GOAL: Tally the lines holding the word "screenshot" and state the count by itself.

DATA FOR THIS EXERCISE:
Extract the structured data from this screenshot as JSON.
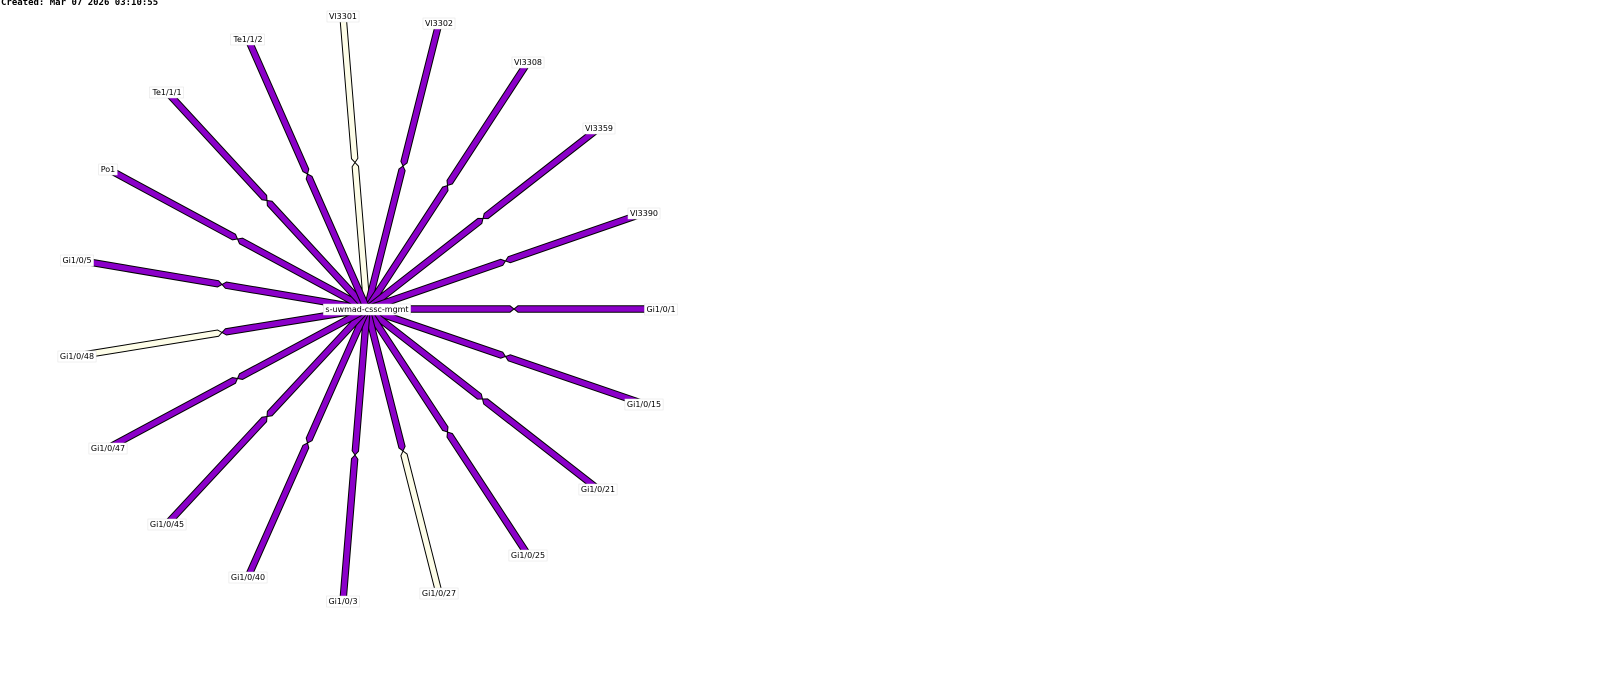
{
  "created": "Created: Mar 07 2026 03:10:55",
  "colors": {
    "purple": "#8b00c9",
    "cream": "#fdfde8",
    "outline": "#000000"
  },
  "center_node": {
    "label": "s-uwmad-cssc-mgmt"
  },
  "links": [
    {
      "label": "Vl3301",
      "in_color": "#fdfde8",
      "out_color": "#fdfde8"
    },
    {
      "label": "Vl3302",
      "in_color": "#8b00c9",
      "out_color": "#8b00c9"
    },
    {
      "label": "Vl3308",
      "in_color": "#8b00c9",
      "out_color": "#8b00c9"
    },
    {
      "label": "Vl3359",
      "in_color": "#8b00c9",
      "out_color": "#8b00c9"
    },
    {
      "label": "Vl3390",
      "in_color": "#8b00c9",
      "out_color": "#8b00c9"
    },
    {
      "label": "Gi1/0/1",
      "in_color": "#8b00c9",
      "out_color": "#8b00c9"
    },
    {
      "label": "Gi1/0/15",
      "in_color": "#8b00c9",
      "out_color": "#8b00c9"
    },
    {
      "label": "Gi1/0/21",
      "in_color": "#8b00c9",
      "out_color": "#8b00c9"
    },
    {
      "label": "Gi1/0/25",
      "in_color": "#8b00c9",
      "out_color": "#8b00c9"
    },
    {
      "label": "Gi1/0/27",
      "in_color": "#8b00c9",
      "out_color": "#fdfde8"
    },
    {
      "label": "Gi1/0/3",
      "in_color": "#8b00c9",
      "out_color": "#8b00c9"
    },
    {
      "label": "Gi1/0/40",
      "in_color": "#8b00c9",
      "out_color": "#8b00c9"
    },
    {
      "label": "Gi1/0/45",
      "in_color": "#8b00c9",
      "out_color": "#8b00c9"
    },
    {
      "label": "Gi1/0/47",
      "in_color": "#8b00c9",
      "out_color": "#8b00c9"
    },
    {
      "label": "Gi1/0/48",
      "in_color": "#8b00c9",
      "out_color": "#fdfde8"
    },
    {
      "label": "Gi1/0/5",
      "in_color": "#8b00c9",
      "out_color": "#8b00c9"
    },
    {
      "label": "Po1",
      "in_color": "#8b00c9",
      "out_color": "#8b00c9"
    },
    {
      "label": "Te1/1/1",
      "in_color": "#8b00c9",
      "out_color": "#8b00c9"
    },
    {
      "label": "Te1/1/2",
      "in_color": "#8b00c9",
      "out_color": "#8b00c9"
    }
  ]
}
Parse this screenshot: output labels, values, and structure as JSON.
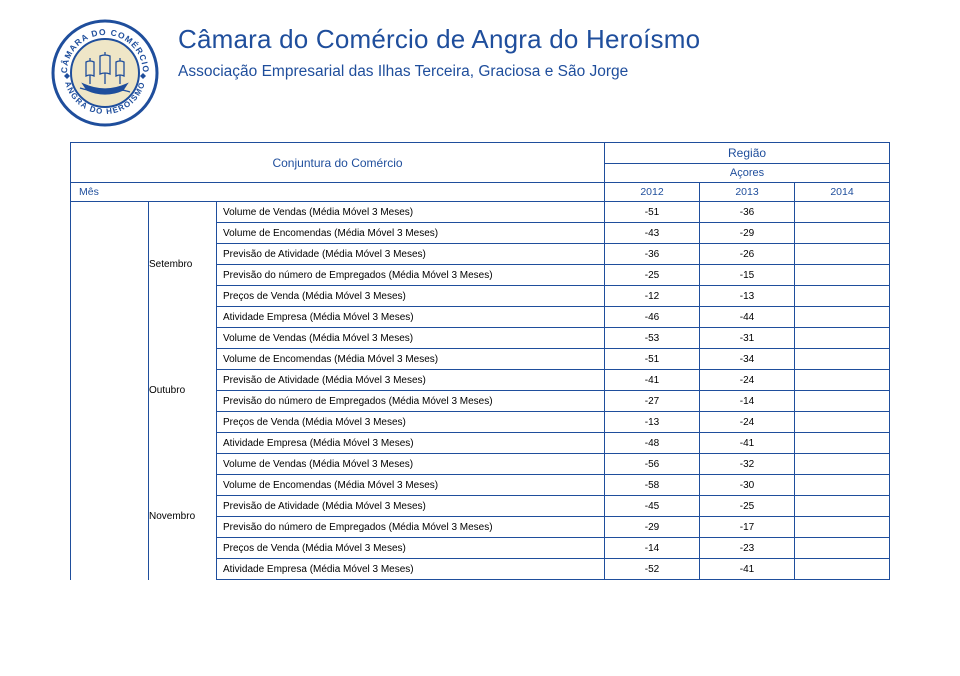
{
  "header": {
    "org_title": "Câmara do Comércio de Angra do Heroísmo",
    "org_subtitle": "Associação Empresarial das Ilhas Terceira, Graciosa e São Jorge"
  },
  "logo": {
    "outer_text_top": "CÂMARA DO COMÉRCIO",
    "outer_text_bottom": "ANGRA DO HEROÍSMO",
    "ring_color": "#1f4e9c",
    "inner_bg": "#efe6c7",
    "ship_color": "#1f4e9c",
    "stars_color": "#1f4e9c"
  },
  "table": {
    "report_title": "Conjuntura do Comércio",
    "region_label": "Região",
    "region_name": "Açores",
    "mes_label": "Mês",
    "years": [
      "2012",
      "2013",
      "2014"
    ],
    "months": [
      {
        "name": "Setembro",
        "rows": [
          {
            "indicator": "Volume de Vendas (Média Móvel 3 Meses)",
            "v": [
              "-51",
              "-36",
              ""
            ]
          },
          {
            "indicator": "Volume de Encomendas (Média Móvel 3 Meses)",
            "v": [
              "-43",
              "-29",
              ""
            ]
          },
          {
            "indicator": "Previsão de Atividade (Média Móvel 3 Meses)",
            "v": [
              "-36",
              "-26",
              ""
            ]
          },
          {
            "indicator": "Previsão do número de Empregados (Média Móvel 3 Meses)",
            "v": [
              "-25",
              "-15",
              ""
            ]
          },
          {
            "indicator": "Preços de Venda (Média Móvel 3 Meses)",
            "v": [
              "-12",
              "-13",
              ""
            ]
          },
          {
            "indicator": "Atividade Empresa (Média Móvel 3 Meses)",
            "v": [
              "-46",
              "-44",
              ""
            ]
          }
        ]
      },
      {
        "name": "Outubro",
        "rows": [
          {
            "indicator": "Volume de Vendas (Média Móvel 3 Meses)",
            "v": [
              "-53",
              "-31",
              ""
            ]
          },
          {
            "indicator": "Volume de Encomendas (Média Móvel 3 Meses)",
            "v": [
              "-51",
              "-34",
              ""
            ]
          },
          {
            "indicator": "Previsão de Atividade (Média Móvel 3 Meses)",
            "v": [
              "-41",
              "-24",
              ""
            ]
          },
          {
            "indicator": "Previsão do número de Empregados (Média Móvel 3 Meses)",
            "v": [
              "-27",
              "-14",
              ""
            ]
          },
          {
            "indicator": "Preços de Venda (Média Móvel 3 Meses)",
            "v": [
              "-13",
              "-24",
              ""
            ]
          },
          {
            "indicator": "Atividade Empresa (Média Móvel 3 Meses)",
            "v": [
              "-48",
              "-41",
              ""
            ]
          }
        ]
      },
      {
        "name": "Novembro",
        "rows": [
          {
            "indicator": "Volume de Vendas (Média Móvel 3 Meses)",
            "v": [
              "-56",
              "-32",
              ""
            ]
          },
          {
            "indicator": "Volume de Encomendas (Média Móvel 3 Meses)",
            "v": [
              "-58",
              "-30",
              ""
            ]
          },
          {
            "indicator": "Previsão de Atividade (Média Móvel 3 Meses)",
            "v": [
              "-45",
              "-25",
              ""
            ]
          },
          {
            "indicator": "Previsão do número de Empregados (Média Móvel 3 Meses)",
            "v": [
              "-29",
              "-17",
              ""
            ]
          },
          {
            "indicator": "Preços de Venda (Média Móvel 3 Meses)",
            "v": [
              "-14",
              "-23",
              ""
            ]
          },
          {
            "indicator": "Atividade Empresa (Média Móvel 3 Meses)",
            "v": [
              "-52",
              "-41",
              ""
            ]
          }
        ]
      }
    ]
  },
  "colors": {
    "brand_blue": "#1f4e9c",
    "page_bg": "#ffffff",
    "text_black": "#000000"
  }
}
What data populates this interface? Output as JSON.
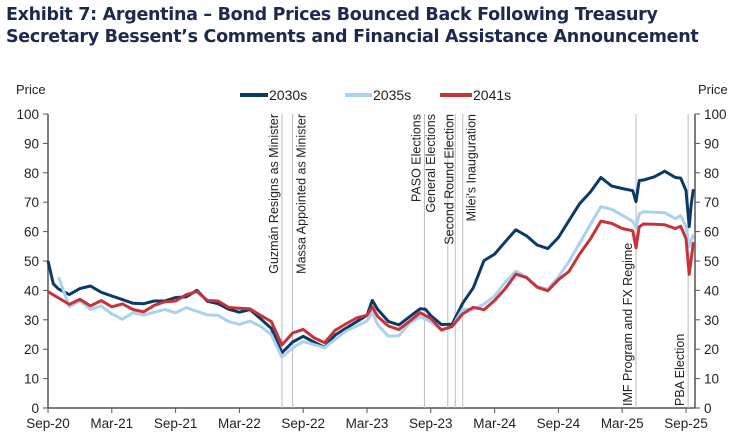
{
  "chart_data": {
    "type": "line",
    "title": "Exhibit 7: Argentina – Bond Prices Bounced Back Following Treasury Secretary Bessent’s Comments and Financial Assistance Announcement",
    "ylabel_left": "Price",
    "ylabel_right": "Price",
    "ylim": [
      0,
      100
    ],
    "yticks": [
      0,
      10,
      20,
      30,
      40,
      50,
      60,
      70,
      80,
      90,
      100
    ],
    "x_unit": "months since Sep-20",
    "xlim": [
      0,
      61
    ],
    "xticks": [
      {
        "x": 0,
        "label": "Sep-20"
      },
      {
        "x": 6,
        "label": "Mar-21"
      },
      {
        "x": 12,
        "label": "Sep-21"
      },
      {
        "x": 18,
        "label": "Mar-22"
      },
      {
        "x": 24,
        "label": "Sep-22"
      },
      {
        "x": 30,
        "label": "Mar-23"
      },
      {
        "x": 36,
        "label": "Sep-23"
      },
      {
        "x": 42,
        "label": "Mar-24"
      },
      {
        "x": 48,
        "label": "Sep-24"
      },
      {
        "x": 54,
        "label": "Mar-25"
      },
      {
        "x": 60,
        "label": "Sep-25"
      }
    ],
    "legend_position": "top-center",
    "events": [
      {
        "x": 22,
        "label": "Guzmán Resigns as Minister"
      },
      {
        "x": 23,
        "label": "Massa Appointed as Minister"
      },
      {
        "x": 35.4,
        "label": "PASO Elections"
      },
      {
        "x": 37.6,
        "label": "General Elections"
      },
      {
        "x": 38.3,
        "label": "Second Round Election"
      },
      {
        "x": 39,
        "label": "Milei's Inauguration"
      },
      {
        "x": 55.3,
        "label": "IMF Program and FX Regime"
      },
      {
        "x": 60.2,
        "label": "PBA Election"
      }
    ],
    "series": [
      {
        "name": "2030s",
        "color": "#0b3a66",
        "x": [
          0,
          0.5,
          1,
          2,
          3,
          4,
          5,
          6,
          7,
          8,
          9,
          10,
          11,
          12,
          13,
          14,
          15,
          16,
          17,
          18,
          19,
          20,
          21,
          22,
          22.5,
          23,
          24,
          25,
          26,
          27,
          28,
          29,
          30,
          30.5,
          31,
          32,
          33,
          34,
          35,
          35.5,
          36,
          37,
          38,
          39,
          40,
          41,
          42,
          43,
          44,
          45,
          46,
          47,
          48,
          49,
          50,
          51,
          52,
          53,
          54,
          55,
          55.3,
          55.6,
          56,
          57,
          58,
          59,
          59.5,
          60,
          60.3,
          60.5,
          60.7
        ],
        "y": [
          50,
          42,
          40,
          38,
          40,
          41,
          39,
          38,
          37,
          36,
          36,
          37,
          37,
          38,
          38,
          40,
          36,
          35,
          33,
          32,
          33,
          30,
          27,
          19,
          21,
          23,
          25,
          23,
          21,
          25,
          27,
          29,
          31,
          36,
          33,
          29,
          28,
          31,
          34,
          34,
          32,
          29,
          29,
          36,
          41,
          50,
          52,
          56,
          60,
          58,
          55,
          54,
          58,
          64,
          70,
          74,
          79,
          76,
          75,
          74,
          70,
          77,
          77,
          78,
          80,
          78,
          78,
          74,
          62,
          70,
          75
        ]
      },
      {
        "name": "2035s",
        "color": "#a9d2f0",
        "x": [
          1,
          2,
          3,
          4,
          5,
          6,
          7,
          8,
          9,
          10,
          11,
          12,
          13,
          14,
          15,
          16,
          17,
          18,
          19,
          20,
          21,
          22,
          23,
          24,
          25,
          26,
          27,
          28,
          29,
          30,
          30.5,
          31,
          32,
          33,
          34,
          35,
          36,
          37,
          38,
          39,
          40,
          41,
          42,
          43,
          44,
          45,
          46,
          47,
          48,
          49,
          50,
          51,
          52,
          53,
          54,
          55,
          55.3,
          55.6,
          56,
          57,
          58,
          59,
          59.5,
          60,
          60.3,
          60.7
        ],
        "y": [
          45,
          35,
          37,
          34,
          35,
          32,
          30,
          32,
          31,
          32,
          33,
          32,
          34,
          33,
          32,
          32,
          30,
          29,
          30,
          28,
          25,
          17,
          20,
          22,
          21,
          20,
          23,
          26,
          28,
          30,
          33,
          29,
          25,
          25,
          29,
          31,
          29,
          26,
          27,
          33,
          33,
          35,
          38,
          43,
          47,
          45,
          42,
          41,
          45,
          50,
          56,
          62,
          68,
          67,
          65,
          63,
          61,
          66,
          67,
          67,
          67,
          65,
          66,
          62,
          55,
          59
        ]
      },
      {
        "name": "2041s",
        "color": "#c8333a",
        "x": [
          0,
          1,
          2,
          3,
          4,
          5,
          6,
          7,
          8,
          9,
          10,
          11,
          12,
          13,
          14,
          15,
          16,
          17,
          18,
          19,
          20,
          21,
          22,
          23,
          24,
          25,
          26,
          27,
          28,
          29,
          30,
          30.5,
          31,
          32,
          33,
          34,
          35,
          36,
          37,
          38,
          39,
          40,
          41,
          42,
          43,
          44,
          45,
          46,
          47,
          48,
          49,
          50,
          51,
          52,
          53,
          54,
          55,
          55.3,
          55.6,
          56,
          57,
          58,
          59,
          59.5,
          60,
          60.3,
          60.7
        ],
        "y": [
          39,
          37,
          35,
          37,
          35,
          37,
          35,
          36,
          34,
          33,
          35,
          36,
          36,
          38,
          39,
          36,
          36,
          34,
          34,
          34,
          32,
          30,
          22,
          26,
          27,
          24,
          22,
          26,
          28,
          30,
          31,
          34,
          31,
          28,
          27,
          30,
          33,
          31,
          27,
          28,
          32,
          34,
          33,
          36,
          40,
          45,
          44,
          41,
          40,
          44,
          47,
          53,
          58,
          64,
          63,
          61,
          60,
          54,
          61,
          62,
          62,
          62,
          61,
          62,
          58,
          46,
          57
        ]
      }
    ]
  }
}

CORRECT ANSWER: 2